── SUPPLIED DATA

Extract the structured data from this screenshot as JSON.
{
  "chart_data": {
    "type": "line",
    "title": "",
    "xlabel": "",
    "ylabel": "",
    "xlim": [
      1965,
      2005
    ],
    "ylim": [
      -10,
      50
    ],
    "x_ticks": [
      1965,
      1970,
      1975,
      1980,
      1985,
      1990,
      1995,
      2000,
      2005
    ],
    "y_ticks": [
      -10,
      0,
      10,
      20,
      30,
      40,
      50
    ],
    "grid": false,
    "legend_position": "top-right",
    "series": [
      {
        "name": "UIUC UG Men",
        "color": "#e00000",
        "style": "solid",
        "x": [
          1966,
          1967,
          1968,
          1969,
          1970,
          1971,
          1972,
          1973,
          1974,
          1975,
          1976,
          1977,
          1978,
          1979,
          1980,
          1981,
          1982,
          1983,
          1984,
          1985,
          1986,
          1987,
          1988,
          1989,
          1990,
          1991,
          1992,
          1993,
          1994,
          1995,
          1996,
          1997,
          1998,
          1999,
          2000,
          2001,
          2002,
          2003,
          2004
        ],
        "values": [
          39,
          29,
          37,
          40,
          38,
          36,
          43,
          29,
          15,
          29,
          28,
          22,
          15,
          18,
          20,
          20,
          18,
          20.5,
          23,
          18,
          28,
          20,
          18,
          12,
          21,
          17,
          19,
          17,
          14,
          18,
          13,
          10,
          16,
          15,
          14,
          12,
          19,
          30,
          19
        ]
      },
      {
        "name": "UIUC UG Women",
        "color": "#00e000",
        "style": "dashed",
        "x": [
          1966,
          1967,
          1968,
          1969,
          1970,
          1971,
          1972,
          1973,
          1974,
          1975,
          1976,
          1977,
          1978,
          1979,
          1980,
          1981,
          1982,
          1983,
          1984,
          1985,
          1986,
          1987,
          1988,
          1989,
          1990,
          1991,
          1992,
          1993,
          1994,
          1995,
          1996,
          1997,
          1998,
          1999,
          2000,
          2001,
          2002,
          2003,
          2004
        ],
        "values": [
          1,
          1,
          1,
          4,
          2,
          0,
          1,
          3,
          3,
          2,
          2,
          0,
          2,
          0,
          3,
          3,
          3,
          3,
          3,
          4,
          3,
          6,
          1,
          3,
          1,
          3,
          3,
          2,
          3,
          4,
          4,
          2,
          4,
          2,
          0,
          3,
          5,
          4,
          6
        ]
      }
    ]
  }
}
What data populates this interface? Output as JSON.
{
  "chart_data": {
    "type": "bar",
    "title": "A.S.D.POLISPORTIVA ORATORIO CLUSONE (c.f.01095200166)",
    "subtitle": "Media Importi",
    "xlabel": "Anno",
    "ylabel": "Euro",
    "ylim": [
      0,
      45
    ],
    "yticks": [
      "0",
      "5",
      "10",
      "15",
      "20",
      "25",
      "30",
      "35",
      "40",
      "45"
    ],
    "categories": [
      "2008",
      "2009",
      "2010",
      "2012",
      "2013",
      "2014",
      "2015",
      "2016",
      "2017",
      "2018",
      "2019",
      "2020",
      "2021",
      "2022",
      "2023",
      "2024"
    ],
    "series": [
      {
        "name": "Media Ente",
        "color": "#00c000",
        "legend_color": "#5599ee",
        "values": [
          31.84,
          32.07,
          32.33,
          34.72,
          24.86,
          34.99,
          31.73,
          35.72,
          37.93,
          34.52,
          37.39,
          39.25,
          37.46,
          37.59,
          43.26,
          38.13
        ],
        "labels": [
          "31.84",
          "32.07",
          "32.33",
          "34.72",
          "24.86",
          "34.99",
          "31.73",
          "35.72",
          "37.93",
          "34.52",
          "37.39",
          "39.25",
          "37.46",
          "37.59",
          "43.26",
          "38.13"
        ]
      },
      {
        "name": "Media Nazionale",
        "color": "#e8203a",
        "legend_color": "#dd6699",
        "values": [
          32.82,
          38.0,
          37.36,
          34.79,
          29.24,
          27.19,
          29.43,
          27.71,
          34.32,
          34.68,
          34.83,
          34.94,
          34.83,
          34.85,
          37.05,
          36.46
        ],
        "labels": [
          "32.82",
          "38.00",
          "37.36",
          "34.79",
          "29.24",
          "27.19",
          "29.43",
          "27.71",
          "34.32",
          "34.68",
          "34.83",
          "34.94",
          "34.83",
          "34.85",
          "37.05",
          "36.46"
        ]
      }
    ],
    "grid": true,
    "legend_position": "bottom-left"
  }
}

────

> EXERCISE PROMPT
Faithfully copy every entry, leaving nothing out.

> COMPLETE ANSWER
Extract the structured data from this screenshot as JSON.
{
  "chart_data": {
    "type": "line",
    "title": "",
    "xlabel": "",
    "ylabel": "",
    "xlim": [
      1965,
      2005
    ],
    "ylim": [
      -10,
      50
    ],
    "x_ticks": [
      1965,
      1970,
      1975,
      1980,
      1985,
      1990,
      1995,
      2000,
      2005
    ],
    "y_ticks": [
      -10,
      0,
      10,
      20,
      30,
      40,
      50
    ],
    "grid": false,
    "legend_position": "top-right",
    "series": [
      {
        "name": "UIUC UG Men",
        "color": "#e00000",
        "style": "solid",
        "x": [
          1966,
          1967,
          1968,
          1969,
          1970,
          1971,
          1972,
          1973,
          1974,
          1975,
          1976,
          1977,
          1978,
          1979,
          1980,
          1981,
          1982,
          1983,
          1984,
          1985,
          1986,
          1987,
          1988,
          1989,
          1990,
          1991,
          1992,
          1993,
          1994,
          1995,
          1996,
          1997,
          1998,
          1999,
          2000,
          2001,
          2002,
          2003,
          2004
        ],
        "values": [
          39,
          29,
          37,
          40,
          38,
          36,
          43,
          29,
          15,
          29,
          28,
          22,
          15,
          18,
          20,
          20,
          18,
          20.5,
          23,
          18,
          28,
          20,
          18,
          12,
          21,
          17,
          19,
          17,
          14,
          18,
          13,
          10,
          16,
          15,
          14,
          12,
          19,
          30,
          19
        ]
      },
      {
        "name": "UIUC UG Women",
        "color": "#00e000",
        "style": "dashed",
        "x": [
          1966,
          1967,
          1968,
          1969,
          1970,
          1971,
          1972,
          1973,
          1974,
          1975,
          1976,
          1977,
          1978,
          1979,
          1980,
          1981,
          1982,
          1983,
          1984,
          1985,
          1986,
          1987,
          1988,
          1989,
          1990,
          1991,
          1992,
          1993,
          1994,
          1995,
          1996,
          1997,
          1998,
          1999,
          2000,
          2001,
          2002,
          2003,
          2004
        ],
        "values": [
          1,
          1,
          1,
          4,
          2,
          0,
          1,
          3,
          3,
          2,
          2,
          0,
          2,
          0,
          3,
          3,
          3,
          3,
          3,
          4,
          3,
          6,
          1,
          3,
          1,
          3,
          3,
          2,
          3,
          4,
          4,
          2,
          4,
          2,
          0,
          3,
          5,
          4,
          6
        ]
      }
    ]
  }
}
What data populates this interface? Output as JSON.
{
  "chart_data": {
    "type": "bar",
    "title": "A.S.D.POLISPORTIVA ORATORIO CLUSONE (c.f.01095200166)",
    "subtitle": "Media Importi",
    "xlabel": "Anno",
    "ylabel": "Euro",
    "ylim": [
      0,
      45
    ],
    "yticks": [
      "0",
      "5",
      "10",
      "15",
      "20",
      "25",
      "30",
      "35",
      "40",
      "45"
    ],
    "categories": [
      "2008",
      "2009",
      "2010",
      "2012",
      "2013",
      "2014",
      "2015",
      "2016",
      "2017",
      "2018",
      "2019",
      "2020",
      "2021",
      "2022",
      "2023",
      "2024"
    ],
    "series": [
      {
        "name": "Media Ente",
        "color": "#00c000",
        "legend_color": "#5599ee",
        "values": [
          31.84,
          32.07,
          32.33,
          34.72,
          24.86,
          34.99,
          31.73,
          35.72,
          37.93,
          34.52,
          37.39,
          39.25,
          37.46,
          37.59,
          43.26,
          38.13
        ],
        "labels": [
          "31.84",
          "32.07",
          "32.33",
          "34.72",
          "24.86",
          "34.99",
          "31.73",
          "35.72",
          "37.93",
          "34.52",
          "37.39",
          "39.25",
          "37.46",
          "37.59",
          "43.26",
          "38.13"
        ]
      },
      {
        "name": "Media Nazionale",
        "color": "#e8203a",
        "legend_color": "#dd6699",
        "values": [
          32.82,
          38.0,
          37.36,
          34.79,
          29.24,
          27.19,
          29.43,
          27.71,
          34.32,
          34.68,
          34.83,
          34.94,
          34.83,
          34.85,
          37.05,
          36.46
        ],
        "labels": [
          "32.82",
          "38.00",
          "37.36",
          "34.79",
          "29.24",
          "27.19",
          "29.43",
          "27.71",
          "34.32",
          "34.68",
          "34.83",
          "34.94",
          "34.83",
          "34.85",
          "37.05",
          "36.46"
        ]
      }
    ],
    "grid": true,
    "legend_position": "bottom-left"
  }
}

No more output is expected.